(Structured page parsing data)
★ ★ ★ ★ ★

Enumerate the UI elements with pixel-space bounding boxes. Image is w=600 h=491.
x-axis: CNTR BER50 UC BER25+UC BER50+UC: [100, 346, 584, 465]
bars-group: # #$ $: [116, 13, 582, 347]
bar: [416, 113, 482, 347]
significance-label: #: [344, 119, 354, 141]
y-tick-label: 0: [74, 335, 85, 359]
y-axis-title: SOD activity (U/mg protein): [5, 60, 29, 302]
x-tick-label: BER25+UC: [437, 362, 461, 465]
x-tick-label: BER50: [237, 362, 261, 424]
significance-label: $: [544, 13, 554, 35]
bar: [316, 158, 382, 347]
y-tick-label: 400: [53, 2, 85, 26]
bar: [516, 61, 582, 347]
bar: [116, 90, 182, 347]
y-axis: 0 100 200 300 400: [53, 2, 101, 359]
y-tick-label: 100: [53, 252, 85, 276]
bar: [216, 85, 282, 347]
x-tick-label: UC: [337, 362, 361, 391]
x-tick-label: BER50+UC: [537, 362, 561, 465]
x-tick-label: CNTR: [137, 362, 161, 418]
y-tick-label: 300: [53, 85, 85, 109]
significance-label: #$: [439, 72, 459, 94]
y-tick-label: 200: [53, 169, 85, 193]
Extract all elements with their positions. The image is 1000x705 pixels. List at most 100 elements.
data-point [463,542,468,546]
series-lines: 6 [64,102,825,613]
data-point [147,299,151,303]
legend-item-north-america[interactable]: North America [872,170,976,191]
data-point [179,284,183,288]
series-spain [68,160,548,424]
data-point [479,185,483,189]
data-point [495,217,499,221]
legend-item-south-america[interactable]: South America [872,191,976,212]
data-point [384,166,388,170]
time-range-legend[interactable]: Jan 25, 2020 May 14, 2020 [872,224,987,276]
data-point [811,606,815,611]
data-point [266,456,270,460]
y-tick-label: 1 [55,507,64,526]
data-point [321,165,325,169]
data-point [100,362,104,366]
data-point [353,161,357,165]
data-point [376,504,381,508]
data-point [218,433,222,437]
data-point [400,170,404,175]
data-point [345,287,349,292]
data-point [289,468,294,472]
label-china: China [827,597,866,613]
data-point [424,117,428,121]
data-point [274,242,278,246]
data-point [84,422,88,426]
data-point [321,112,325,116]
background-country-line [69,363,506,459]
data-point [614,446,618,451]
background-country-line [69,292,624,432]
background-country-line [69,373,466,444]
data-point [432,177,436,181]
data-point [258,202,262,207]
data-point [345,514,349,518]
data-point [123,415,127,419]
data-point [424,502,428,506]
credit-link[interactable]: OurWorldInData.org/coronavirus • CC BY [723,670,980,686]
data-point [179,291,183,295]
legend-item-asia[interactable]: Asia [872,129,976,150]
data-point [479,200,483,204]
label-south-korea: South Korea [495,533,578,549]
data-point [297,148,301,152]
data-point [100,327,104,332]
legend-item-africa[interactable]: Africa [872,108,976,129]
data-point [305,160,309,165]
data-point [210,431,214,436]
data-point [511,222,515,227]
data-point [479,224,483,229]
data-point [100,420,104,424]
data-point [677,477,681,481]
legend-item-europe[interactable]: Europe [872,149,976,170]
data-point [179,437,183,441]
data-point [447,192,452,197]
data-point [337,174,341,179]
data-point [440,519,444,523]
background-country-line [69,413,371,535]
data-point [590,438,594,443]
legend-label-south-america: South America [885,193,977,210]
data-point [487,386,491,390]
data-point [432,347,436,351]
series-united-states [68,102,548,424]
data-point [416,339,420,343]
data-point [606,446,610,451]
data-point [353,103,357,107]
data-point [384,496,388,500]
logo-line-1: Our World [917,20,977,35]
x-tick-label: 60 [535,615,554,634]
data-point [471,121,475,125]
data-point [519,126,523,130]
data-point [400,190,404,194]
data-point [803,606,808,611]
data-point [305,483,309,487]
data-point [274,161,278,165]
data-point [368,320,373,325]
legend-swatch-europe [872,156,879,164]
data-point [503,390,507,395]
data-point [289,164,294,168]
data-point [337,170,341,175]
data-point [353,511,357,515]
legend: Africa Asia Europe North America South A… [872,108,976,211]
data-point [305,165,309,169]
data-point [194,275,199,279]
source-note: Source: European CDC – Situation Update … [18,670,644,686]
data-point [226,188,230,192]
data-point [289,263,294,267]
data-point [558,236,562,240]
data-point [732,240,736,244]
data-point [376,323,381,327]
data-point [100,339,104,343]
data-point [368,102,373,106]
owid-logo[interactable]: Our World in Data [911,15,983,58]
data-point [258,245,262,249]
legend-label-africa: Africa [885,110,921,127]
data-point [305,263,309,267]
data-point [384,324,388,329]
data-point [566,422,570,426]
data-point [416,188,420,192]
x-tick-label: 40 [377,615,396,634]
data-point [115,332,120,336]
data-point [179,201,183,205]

★ ★ ★ ★ ★

Make an exact transcription of all the records.

### Reply to the exercise:
Enumerate the UI elements with pixel-space bounding boxes. Image is w=600 h=491.
x-axis: CNTR BER50 UC BER25+UC BER50+UC: [100, 346, 584, 465]
bars-group: # #$ $: [116, 13, 582, 347]
bar: [416, 113, 482, 347]
significance-label: #: [344, 119, 354, 141]
y-tick-label: 0: [74, 335, 85, 359]
y-axis-title: SOD activity (U/mg protein): [5, 60, 29, 302]
x-tick-label: BER25+UC: [437, 362, 461, 465]
x-tick-label: BER50: [237, 362, 261, 424]
significance-label: $: [544, 13, 554, 35]
bar: [316, 158, 382, 347]
y-tick-label: 400: [53, 2, 85, 26]
bar: [516, 61, 582, 347]
bar: [116, 90, 182, 347]
y-axis: 0 100 200 300 400: [53, 2, 101, 359]
y-tick-label: 100: [53, 252, 85, 276]
bar: [216, 85, 282, 347]
x-tick-label: UC: [337, 362, 361, 391]
x-tick-label: BER50+UC: [537, 362, 561, 465]
x-tick-label: CNTR: [137, 362, 161, 418]
y-tick-label: 300: [53, 85, 85, 109]
significance-label: #$: [439, 72, 459, 94]
y-tick-label: 200: [53, 169, 85, 193]
Extract all elements with their positions. The image is 1000x705 pixels. List at most 100 elements.
data-point [463,542,468,546]
series-lines: 6 [64,102,825,613]
data-point [147,299,151,303]
legend-item-north-america[interactable]: North America [872,170,976,191]
data-point [179,284,183,288]
series-spain [68,160,548,424]
data-point [479,185,483,189]
data-point [495,217,499,221]
legend-item-south-america[interactable]: South America [872,191,976,212]
data-point [384,166,388,170]
time-range-legend[interactable]: Jan 25, 2020 May 14, 2020 [872,224,987,276]
data-point [811,606,815,611]
data-point [266,456,270,460]
y-tick-label: 1 [55,507,64,526]
data-point [321,165,325,169]
data-point [100,362,104,366]
data-point [353,161,357,165]
data-point [376,504,381,508]
data-point [218,433,222,437]
data-point [400,170,404,175]
data-point [345,287,349,292]
data-point [289,468,294,472]
label-china: China [827,597,866,613]
data-point [424,117,428,121]
data-point [274,242,278,246]
data-point [84,422,88,426]
data-point [321,112,325,116]
background-country-line [69,363,506,459]
data-point [614,446,618,451]
background-country-line [69,292,624,432]
background-country-line [69,373,466,444]
data-point [432,177,436,181]
data-point [258,202,262,207]
data-point [345,514,349,518]
data-point [123,415,127,419]
data-point [424,502,428,506]
credit-link[interactable]: OurWorldInData.org/coronavirus • CC BY [723,670,980,686]
data-point [179,291,183,295]
legend-item-asia[interactable]: Asia [872,129,976,150]
data-point [479,200,483,204]
label-south-korea: South Korea [495,533,578,549]
data-point [297,148,301,152]
data-point [100,327,104,332]
legend-item-africa[interactable]: Africa [872,108,976,129]
data-point [305,160,309,165]
data-point [210,431,214,436]
data-point [511,222,515,227]
data-point [479,224,483,229]
data-point [100,420,104,424]
data-point [677,477,681,481]
legend-item-europe[interactable]: Europe [872,149,976,170]
data-point [179,437,183,441]
data-point [447,192,452,197]
data-point [337,174,341,179]
data-point [440,519,444,523]
background-country-line [69,413,371,535]
data-point [590,438,594,443]
legend-label-south-america: South America [885,193,977,210]
data-point [487,386,491,390]
data-point [432,347,436,351]
series-united-states [68,102,548,424]
data-point [416,339,420,343]
data-point [606,446,610,451]
data-point [353,103,357,107]
data-point [384,496,388,500]
logo-line-1: Our World [917,20,977,35]
x-tick-label: 60 [535,615,554,634]
data-point [471,121,475,125]
data-point [519,126,523,130]
data-point [400,190,404,194]
data-point [803,606,808,611]
data-point [305,483,309,487]
data-point [274,161,278,165]
data-point [368,320,373,325]
legend-swatch-europe [872,156,879,164]
data-point [503,390,507,395]
data-point [289,164,294,168]
data-point [337,170,341,175]
data-point [353,511,357,515]
legend: Africa Asia Europe North America South A… [872,108,976,211]
data-point [305,165,309,169]
data-point [194,275,199,279]
source-note: Source: European CDC – Situation Update … [18,670,644,686]
data-point [226,188,230,192]
data-point [289,263,294,267]
data-point [558,236,562,240]
data-point [732,240,736,244]
data-point [376,323,381,327]
data-point [100,339,104,343]
data-point [368,102,373,106]
owid-logo[interactable]: Our World in Data [911,15,983,58]
data-point [258,245,262,249]
legend-label-africa: Africa [885,110,921,127]
data-point [305,263,309,267]
data-point [384,324,388,329]
data-point [566,422,570,426]
data-point [416,188,420,192]
x-tick-label: 40 [377,615,396,634]
data-point [115,332,120,336]
data-point [179,201,183,205]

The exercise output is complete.